Directions: Rewrite the rows below as a numbered list, leaving out any blank lines.

Supplied data:

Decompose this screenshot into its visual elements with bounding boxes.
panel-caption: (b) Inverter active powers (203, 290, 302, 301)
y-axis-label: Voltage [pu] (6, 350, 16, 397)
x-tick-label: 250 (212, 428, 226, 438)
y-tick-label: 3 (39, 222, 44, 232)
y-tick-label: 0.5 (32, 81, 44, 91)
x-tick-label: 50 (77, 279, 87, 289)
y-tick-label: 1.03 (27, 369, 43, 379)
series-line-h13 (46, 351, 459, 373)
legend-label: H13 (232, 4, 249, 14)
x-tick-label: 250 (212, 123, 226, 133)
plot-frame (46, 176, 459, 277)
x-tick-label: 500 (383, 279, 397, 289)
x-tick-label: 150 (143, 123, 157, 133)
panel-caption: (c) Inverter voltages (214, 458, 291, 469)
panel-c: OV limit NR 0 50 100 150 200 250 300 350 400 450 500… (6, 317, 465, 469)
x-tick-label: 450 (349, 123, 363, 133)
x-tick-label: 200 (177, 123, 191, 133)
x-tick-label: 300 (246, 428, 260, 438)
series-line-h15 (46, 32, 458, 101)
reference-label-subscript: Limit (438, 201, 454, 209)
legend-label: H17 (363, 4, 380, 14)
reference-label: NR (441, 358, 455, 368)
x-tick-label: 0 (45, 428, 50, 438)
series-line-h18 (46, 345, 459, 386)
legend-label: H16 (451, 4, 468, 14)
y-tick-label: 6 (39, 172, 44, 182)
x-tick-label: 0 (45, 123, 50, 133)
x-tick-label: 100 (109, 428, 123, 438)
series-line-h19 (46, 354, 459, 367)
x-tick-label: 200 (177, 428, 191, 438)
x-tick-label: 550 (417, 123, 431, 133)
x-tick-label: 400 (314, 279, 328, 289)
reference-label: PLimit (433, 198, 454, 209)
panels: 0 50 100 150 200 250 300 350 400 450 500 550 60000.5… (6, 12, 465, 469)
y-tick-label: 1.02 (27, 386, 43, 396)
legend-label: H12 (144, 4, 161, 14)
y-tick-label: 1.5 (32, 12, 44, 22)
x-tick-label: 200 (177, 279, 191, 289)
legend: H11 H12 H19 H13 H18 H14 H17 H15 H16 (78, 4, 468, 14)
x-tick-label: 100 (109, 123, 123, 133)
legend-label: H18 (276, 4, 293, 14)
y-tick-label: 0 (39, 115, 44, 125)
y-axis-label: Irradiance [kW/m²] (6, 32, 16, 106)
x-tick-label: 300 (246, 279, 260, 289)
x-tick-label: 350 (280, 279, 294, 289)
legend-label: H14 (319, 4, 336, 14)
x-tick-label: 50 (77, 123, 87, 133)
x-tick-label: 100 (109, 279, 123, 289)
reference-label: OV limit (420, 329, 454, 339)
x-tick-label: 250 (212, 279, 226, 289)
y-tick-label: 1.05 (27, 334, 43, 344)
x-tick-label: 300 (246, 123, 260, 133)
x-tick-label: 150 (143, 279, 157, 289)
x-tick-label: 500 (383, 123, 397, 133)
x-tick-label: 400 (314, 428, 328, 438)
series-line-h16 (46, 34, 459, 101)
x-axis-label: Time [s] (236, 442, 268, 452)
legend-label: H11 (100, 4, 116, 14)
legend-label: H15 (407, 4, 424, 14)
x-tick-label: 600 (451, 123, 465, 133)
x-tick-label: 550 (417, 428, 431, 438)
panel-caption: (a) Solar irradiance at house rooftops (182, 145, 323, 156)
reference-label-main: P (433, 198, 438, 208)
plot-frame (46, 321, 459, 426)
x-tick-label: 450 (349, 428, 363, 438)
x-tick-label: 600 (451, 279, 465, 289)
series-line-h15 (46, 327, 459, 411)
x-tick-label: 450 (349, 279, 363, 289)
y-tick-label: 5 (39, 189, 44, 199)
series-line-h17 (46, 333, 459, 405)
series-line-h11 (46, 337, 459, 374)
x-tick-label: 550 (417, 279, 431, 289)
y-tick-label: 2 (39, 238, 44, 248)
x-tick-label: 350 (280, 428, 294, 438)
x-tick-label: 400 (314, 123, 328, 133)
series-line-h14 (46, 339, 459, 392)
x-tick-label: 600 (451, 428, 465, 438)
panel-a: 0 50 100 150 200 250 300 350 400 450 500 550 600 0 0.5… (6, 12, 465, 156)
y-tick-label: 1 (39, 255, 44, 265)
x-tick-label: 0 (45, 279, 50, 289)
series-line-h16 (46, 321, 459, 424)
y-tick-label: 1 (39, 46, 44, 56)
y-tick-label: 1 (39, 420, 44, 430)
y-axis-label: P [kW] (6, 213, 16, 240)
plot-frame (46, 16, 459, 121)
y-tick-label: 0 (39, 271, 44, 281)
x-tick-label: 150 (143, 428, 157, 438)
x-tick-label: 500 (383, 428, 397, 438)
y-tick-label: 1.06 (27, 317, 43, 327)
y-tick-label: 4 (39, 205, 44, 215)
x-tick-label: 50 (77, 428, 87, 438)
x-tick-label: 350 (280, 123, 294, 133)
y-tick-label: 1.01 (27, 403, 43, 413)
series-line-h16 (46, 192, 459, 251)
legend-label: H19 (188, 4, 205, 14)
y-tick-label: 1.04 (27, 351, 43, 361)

Task response:
1. Decompose this screenshot into its visual elements with bounding boxes.
2. panel-caption: (b) Inverter active powers (203, 290, 302, 301)
3. y-axis-label: Voltage [pu] (6, 350, 16, 397)
4. x-tick-label: 250 (212, 428, 226, 438)
5. y-tick-label: 3 (39, 222, 44, 232)
6. y-tick-label: 0.5 (32, 81, 44, 91)
7. x-tick-label: 50 (77, 279, 87, 289)
8. y-tick-label: 1.03 (27, 369, 43, 379)
9. series-line-h13 (46, 351, 459, 373)
10. legend-label: H13 (232, 4, 249, 14)
11. x-tick-label: 250 (212, 123, 226, 133)
12. plot-frame (46, 176, 459, 277)
13. x-tick-label: 500 (383, 279, 397, 289)
14. x-tick-label: 150 (143, 123, 157, 133)
15. panel-caption: (c) Inverter voltages (214, 458, 291, 469)
16. panel-c: OV limit NR 0 50 100 150 200 250 300 350 400 450 500… (6, 317, 465, 469)
17. x-tick-label: 450 (349, 123, 363, 133)
18. x-tick-label: 200 (177, 123, 191, 133)
19. x-tick-label: 300 (246, 428, 260, 438)
20. series-line-h15 (46, 32, 458, 101)
21. reference-label-subscript: Limit (438, 201, 454, 209)
22. legend-label: H17 (363, 4, 380, 14)
23. reference-label: NR (441, 358, 455, 368)
24. x-tick-label: 0 (45, 428, 50, 438)
25. series-line-h18 (46, 345, 459, 386)
26. legend-label: H16 (451, 4, 468, 14)
27. y-tick-label: 6 (39, 172, 44, 182)
28. x-tick-label: 0 (45, 123, 50, 133)
29. x-tick-label: 100 (109, 428, 123, 438)
30. series-line-h19 (46, 354, 459, 367)
31. x-tick-label: 200 (177, 428, 191, 438)
32. x-tick-label: 550 (417, 123, 431, 133)
33. x-tick-label: 400 (314, 279, 328, 289)
34. reference-label: PLimit (433, 198, 454, 209)
35. panels: 0 50 100 150 200 250 300 350 400 450 500 550 60000.5… (6, 12, 465, 469)
36. y-tick-label: 1.02 (27, 386, 43, 396)
37. legend-label: H12 (144, 4, 161, 14)
38. y-tick-label: 1.5 (32, 12, 44, 22)
39. x-tick-label: 200 (177, 279, 191, 289)
40. legend: H11 H12 H19 H13 H18 H14 H17 H15 H16 (78, 4, 468, 14)
41. x-tick-label: 100 (109, 123, 123, 133)
42. legend-label: H18 (276, 4, 293, 14)
43. y-tick-label: 0 (39, 115, 44, 125)
44. y-axis-label: Irradiance [kW/m²] (6, 32, 16, 106)
45. x-tick-label: 300 (246, 279, 260, 289)
46. x-tick-label: 350 (280, 279, 294, 289)
47. legend-label: H14 (319, 4, 336, 14)
48. x-tick-label: 50 (77, 123, 87, 133)
49. x-tick-label: 100 (109, 279, 123, 289)
50. reference-label: OV limit (420, 329, 454, 339)
51. x-tick-label: 250 (212, 279, 226, 289)
52. y-tick-label: 1.05 (27, 334, 43, 344)
53. x-tick-label: 300 (246, 123, 260, 133)
54. x-tick-label: 150 (143, 279, 157, 289)
55. x-tick-label: 500 (383, 123, 397, 133)
56. x-tick-label: 400 (314, 428, 328, 438)
57. series-line-h16 (46, 34, 459, 101)
58. x-axis-label: Time [s] (236, 442, 268, 452)
59. legend-label: H11 (100, 4, 116, 14)
60. legend-label: H15 (407, 4, 424, 14)
61. x-tick-label: 600 (451, 123, 465, 133)
62. x-tick-label: 550 (417, 428, 431, 438)
63. panel-caption: (a) Solar irradiance at house rooftops (182, 145, 323, 156)
64. reference-label-main: P (433, 198, 438, 208)
65. plot-frame (46, 321, 459, 426)
66. x-tick-label: 450 (349, 428, 363, 438)
67. x-tick-label: 600 (451, 279, 465, 289)
68. series-line-h15 (46, 327, 459, 411)
69. x-tick-label: 450 (349, 279, 363, 289)
70. y-tick-label: 5 (39, 189, 44, 199)
71. series-line-h17 (46, 333, 459, 405)
72. series-line-h11 (46, 337, 459, 374)
73. x-tick-label: 550 (417, 279, 431, 289)
74. y-tick-label: 2 (39, 238, 44, 248)
75. x-tick-label: 350 (280, 428, 294, 438)
76. x-tick-label: 400 (314, 123, 328, 133)
77. series-line-h14 (46, 339, 459, 392)
78. x-tick-label: 600 (451, 428, 465, 438)
79. panel-a: 0 50 100 150 200 250 300 350 400 450 500 550 600 0 0.5… (6, 12, 465, 156)
80. y-tick-label: 1 (39, 255, 44, 265)
81. x-tick-label: 0 (45, 279, 50, 289)
82. series-line-h16 (46, 321, 459, 424)
83. y-tick-label: 1 (39, 46, 44, 56)
84. y-tick-label: 1 (39, 420, 44, 430)
85. y-axis-label: P [kW] (6, 213, 16, 240)
86. plot-frame (46, 16, 459, 121)
87. y-tick-label: 0 (39, 271, 44, 281)
88. x-tick-label: 150 (143, 428, 157, 438)
89. x-tick-label: 500 (383, 428, 397, 438)
90. y-tick-label: 1.06 (27, 317, 43, 327)
91. y-tick-label: 4 (39, 205, 44, 215)
92. x-tick-label: 50 (77, 428, 87, 438)
93. x-tick-label: 350 (280, 123, 294, 133)
94. y-tick-label: 1.01 (27, 403, 43, 413)
95. series-line-h16 (46, 192, 459, 251)
96. legend-label: H19 (188, 4, 205, 14)
97. y-tick-label: 1.04 (27, 351, 43, 361)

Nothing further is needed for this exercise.